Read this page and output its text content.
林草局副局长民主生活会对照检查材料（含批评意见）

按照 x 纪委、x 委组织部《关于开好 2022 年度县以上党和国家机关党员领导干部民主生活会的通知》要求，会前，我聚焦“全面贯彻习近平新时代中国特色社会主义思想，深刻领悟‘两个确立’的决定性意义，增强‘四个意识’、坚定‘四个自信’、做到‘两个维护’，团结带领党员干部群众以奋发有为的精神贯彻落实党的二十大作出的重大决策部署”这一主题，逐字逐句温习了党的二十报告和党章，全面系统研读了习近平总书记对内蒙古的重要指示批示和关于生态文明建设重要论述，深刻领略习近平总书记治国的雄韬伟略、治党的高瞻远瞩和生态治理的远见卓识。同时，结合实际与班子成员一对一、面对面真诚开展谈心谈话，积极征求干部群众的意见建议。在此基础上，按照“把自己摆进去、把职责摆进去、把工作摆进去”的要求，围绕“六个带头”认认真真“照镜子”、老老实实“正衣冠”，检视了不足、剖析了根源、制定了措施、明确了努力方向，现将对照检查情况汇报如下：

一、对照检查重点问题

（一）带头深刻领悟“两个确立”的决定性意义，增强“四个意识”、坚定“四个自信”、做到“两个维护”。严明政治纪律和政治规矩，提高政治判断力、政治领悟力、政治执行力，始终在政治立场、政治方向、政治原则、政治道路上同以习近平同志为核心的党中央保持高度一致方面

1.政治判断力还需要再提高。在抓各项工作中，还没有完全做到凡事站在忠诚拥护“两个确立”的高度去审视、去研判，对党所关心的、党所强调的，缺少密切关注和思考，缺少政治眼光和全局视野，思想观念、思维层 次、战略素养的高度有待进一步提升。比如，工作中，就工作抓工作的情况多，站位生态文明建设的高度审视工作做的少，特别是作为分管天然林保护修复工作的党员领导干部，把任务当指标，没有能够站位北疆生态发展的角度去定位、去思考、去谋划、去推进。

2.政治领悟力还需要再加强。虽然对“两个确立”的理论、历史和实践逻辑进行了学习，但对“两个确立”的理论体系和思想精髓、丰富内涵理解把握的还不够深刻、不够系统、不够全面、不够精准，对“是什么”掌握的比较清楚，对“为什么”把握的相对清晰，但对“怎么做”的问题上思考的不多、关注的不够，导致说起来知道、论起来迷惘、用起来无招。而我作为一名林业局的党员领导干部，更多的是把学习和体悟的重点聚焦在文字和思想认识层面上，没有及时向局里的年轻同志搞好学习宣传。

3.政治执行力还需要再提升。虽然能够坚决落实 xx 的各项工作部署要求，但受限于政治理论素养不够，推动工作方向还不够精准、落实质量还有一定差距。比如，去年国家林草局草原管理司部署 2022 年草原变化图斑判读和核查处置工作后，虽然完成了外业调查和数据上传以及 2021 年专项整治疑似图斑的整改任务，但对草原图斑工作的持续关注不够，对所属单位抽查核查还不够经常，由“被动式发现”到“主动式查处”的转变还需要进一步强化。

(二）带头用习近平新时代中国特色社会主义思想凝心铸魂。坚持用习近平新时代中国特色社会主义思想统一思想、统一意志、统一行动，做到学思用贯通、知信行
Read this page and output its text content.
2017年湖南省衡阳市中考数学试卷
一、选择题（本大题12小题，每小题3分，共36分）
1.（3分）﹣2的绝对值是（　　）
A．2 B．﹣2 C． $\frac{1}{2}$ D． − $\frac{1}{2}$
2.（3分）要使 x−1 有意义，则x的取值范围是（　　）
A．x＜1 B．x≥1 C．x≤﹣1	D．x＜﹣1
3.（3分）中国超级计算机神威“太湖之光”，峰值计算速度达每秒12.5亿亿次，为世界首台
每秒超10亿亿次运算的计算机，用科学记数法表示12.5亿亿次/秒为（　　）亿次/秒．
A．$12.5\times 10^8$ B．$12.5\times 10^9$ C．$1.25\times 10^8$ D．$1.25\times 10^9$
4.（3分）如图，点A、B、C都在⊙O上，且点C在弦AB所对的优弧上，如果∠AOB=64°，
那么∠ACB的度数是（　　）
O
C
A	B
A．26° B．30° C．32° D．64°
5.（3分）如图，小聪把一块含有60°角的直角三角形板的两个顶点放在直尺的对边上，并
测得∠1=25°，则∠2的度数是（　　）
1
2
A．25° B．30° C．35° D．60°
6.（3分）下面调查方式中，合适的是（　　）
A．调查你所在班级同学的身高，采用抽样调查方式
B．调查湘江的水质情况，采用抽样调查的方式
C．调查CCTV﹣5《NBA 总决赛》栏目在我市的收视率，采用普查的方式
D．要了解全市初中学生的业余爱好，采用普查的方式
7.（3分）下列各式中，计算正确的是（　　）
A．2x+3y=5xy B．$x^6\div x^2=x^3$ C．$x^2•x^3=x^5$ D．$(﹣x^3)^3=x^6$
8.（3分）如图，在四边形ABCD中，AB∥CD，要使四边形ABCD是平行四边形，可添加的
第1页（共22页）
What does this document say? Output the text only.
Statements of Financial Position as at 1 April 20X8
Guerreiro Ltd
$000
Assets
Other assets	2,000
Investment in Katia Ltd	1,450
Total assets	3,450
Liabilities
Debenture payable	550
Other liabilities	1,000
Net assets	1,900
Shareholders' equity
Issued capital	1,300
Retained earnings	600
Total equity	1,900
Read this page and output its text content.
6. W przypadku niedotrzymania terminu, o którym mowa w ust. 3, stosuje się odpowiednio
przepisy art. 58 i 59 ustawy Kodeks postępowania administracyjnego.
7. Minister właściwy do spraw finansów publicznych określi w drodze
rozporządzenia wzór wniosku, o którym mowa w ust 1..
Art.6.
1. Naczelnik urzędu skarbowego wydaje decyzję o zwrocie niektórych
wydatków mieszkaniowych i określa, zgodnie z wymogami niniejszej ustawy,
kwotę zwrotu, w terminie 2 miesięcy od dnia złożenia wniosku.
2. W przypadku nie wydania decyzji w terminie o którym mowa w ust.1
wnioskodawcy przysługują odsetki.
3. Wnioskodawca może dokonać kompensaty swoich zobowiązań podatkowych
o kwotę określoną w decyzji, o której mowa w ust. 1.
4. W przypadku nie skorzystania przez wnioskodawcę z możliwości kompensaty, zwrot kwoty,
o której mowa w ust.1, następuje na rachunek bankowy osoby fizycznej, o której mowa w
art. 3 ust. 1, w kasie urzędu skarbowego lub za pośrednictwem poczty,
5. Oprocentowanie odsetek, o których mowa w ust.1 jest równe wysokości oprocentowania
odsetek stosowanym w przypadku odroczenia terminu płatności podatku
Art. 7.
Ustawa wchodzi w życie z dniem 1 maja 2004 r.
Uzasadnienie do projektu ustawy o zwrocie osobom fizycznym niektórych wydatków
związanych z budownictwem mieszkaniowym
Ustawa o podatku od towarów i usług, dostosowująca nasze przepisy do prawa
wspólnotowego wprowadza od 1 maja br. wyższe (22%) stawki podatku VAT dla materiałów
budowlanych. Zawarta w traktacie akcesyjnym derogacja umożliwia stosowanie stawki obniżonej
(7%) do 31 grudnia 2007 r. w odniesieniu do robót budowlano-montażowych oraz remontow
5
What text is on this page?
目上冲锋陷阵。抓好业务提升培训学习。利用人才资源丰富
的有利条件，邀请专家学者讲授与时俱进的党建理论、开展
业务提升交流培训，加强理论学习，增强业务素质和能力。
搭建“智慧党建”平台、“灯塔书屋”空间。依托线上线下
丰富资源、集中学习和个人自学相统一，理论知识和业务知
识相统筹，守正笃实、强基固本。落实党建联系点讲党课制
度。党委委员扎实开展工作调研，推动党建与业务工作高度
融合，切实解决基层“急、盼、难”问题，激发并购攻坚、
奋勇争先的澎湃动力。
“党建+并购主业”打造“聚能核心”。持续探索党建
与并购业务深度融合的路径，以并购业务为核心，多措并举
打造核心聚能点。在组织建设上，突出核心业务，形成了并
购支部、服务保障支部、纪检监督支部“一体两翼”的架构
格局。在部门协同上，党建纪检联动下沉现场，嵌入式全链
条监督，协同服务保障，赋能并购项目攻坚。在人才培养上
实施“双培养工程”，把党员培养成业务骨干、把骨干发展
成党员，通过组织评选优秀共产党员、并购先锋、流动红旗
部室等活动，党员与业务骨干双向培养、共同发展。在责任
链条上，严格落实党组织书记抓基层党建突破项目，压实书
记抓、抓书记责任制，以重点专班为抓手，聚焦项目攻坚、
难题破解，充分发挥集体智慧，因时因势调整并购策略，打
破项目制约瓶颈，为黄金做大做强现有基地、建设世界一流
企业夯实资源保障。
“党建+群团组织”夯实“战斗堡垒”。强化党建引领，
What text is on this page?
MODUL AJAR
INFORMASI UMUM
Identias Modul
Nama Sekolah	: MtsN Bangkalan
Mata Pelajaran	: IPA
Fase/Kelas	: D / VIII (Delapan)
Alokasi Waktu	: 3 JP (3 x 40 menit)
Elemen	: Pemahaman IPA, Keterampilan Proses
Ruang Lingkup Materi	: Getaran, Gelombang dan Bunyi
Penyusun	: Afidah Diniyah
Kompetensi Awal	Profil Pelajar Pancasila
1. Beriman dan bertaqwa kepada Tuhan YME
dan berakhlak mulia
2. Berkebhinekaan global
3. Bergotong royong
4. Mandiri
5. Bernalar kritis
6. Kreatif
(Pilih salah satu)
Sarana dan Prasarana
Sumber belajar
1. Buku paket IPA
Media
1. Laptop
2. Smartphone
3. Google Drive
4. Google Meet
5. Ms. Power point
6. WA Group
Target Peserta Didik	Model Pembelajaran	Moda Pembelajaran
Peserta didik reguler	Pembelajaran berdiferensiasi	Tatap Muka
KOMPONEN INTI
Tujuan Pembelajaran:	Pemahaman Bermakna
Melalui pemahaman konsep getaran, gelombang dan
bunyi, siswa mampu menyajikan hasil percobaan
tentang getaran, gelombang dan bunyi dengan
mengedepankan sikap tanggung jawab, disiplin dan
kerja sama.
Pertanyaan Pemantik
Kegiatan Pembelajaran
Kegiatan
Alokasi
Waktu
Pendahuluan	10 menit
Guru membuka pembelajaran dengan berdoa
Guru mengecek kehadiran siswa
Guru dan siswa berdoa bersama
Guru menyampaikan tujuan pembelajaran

## [Goal]
Out of the records, collect only those lines that contain the string "equity".

## [Solution to this task]
Shareholders' equity
Total equity	1,900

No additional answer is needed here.